[Collected data]
•••

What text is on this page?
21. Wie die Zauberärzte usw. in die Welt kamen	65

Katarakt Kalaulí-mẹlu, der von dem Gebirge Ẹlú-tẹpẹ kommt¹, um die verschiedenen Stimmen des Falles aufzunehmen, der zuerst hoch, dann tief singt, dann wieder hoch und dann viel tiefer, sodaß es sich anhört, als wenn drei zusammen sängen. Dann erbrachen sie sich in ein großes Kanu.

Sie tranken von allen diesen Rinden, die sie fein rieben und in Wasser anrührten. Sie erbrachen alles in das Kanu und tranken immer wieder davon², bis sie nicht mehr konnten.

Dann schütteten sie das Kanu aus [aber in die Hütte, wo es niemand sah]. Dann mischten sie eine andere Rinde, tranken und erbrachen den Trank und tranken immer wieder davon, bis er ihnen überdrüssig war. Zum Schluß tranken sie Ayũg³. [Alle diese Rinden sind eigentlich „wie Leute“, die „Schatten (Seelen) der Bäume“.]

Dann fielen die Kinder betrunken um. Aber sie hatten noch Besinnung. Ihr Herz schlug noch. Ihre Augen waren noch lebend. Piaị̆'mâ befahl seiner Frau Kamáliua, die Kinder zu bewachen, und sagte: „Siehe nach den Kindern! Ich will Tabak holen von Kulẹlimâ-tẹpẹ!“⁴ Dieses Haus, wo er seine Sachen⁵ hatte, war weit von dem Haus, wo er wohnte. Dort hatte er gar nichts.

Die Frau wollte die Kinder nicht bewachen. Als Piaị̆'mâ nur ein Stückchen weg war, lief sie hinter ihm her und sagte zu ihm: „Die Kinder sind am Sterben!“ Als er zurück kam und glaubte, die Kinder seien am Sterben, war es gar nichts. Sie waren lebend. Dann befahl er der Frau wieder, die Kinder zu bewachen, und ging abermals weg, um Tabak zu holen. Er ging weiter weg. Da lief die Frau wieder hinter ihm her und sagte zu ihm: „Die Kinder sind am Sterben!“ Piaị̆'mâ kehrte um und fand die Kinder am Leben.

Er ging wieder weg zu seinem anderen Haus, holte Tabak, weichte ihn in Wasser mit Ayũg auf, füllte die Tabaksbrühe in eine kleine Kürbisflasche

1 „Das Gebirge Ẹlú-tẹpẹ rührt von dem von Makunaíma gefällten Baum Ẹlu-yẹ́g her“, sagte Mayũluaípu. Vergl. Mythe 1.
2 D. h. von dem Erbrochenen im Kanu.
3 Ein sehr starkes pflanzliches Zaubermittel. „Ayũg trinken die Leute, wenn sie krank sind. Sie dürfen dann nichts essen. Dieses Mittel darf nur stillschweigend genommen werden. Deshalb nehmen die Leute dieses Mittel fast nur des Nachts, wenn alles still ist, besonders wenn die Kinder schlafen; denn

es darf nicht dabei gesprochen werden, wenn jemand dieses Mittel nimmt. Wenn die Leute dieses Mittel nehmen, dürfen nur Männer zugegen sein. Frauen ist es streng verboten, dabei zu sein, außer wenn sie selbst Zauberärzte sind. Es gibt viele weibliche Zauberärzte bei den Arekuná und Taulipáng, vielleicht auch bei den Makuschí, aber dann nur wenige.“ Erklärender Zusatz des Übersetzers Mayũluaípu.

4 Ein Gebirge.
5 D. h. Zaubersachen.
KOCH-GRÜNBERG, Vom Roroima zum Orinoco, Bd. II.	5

•••

**TASK TO CARRY OUT:** Pick out and copy the lines of the entries that hold the string "lebend".

**RESPONSE BOX:**
Dann fielen die Kinder betrunken um. Aber sie hatten noch Besinnung. Ihr Herz schlug noch. Ihre Augen waren noch lebend. Piaị̆'mâ befahl seiner Frau Kamáliua, die Kinder zu bewachen, und sagte: „Siehe nach den Kindern! Ich will Tabak holen von Kulẹlimâ-tẹpẹ!“⁴ Dieses Haus, wo er seine Sachen⁵ hatte, war weit von dem Haus, wo er wohnte. Dort hatte er gar nichts.
Die Frau wollte die Kinder nicht bewachen. Als Piaị̆'mâ nur ein Stückchen weg war, lief sie hinter ihm her und sagte zu ihm: „Die Kinder sind am Sterben!“ Als er zurück kam und glaubte, die Kinder seien am Sterben, war es gar nichts. Sie waren lebend. Dann befahl er der Frau wieder, die Kinder zu bewachen, und ging abermals weg, um Tabak zu holen. Er ging weiter weg. Da lief die Frau wieder hinter ihm her und sagte zu ihm: „Die Kinder sind am Sterben!“ Piaị̆'mâ kehrte um und fand die Kinder am Leben.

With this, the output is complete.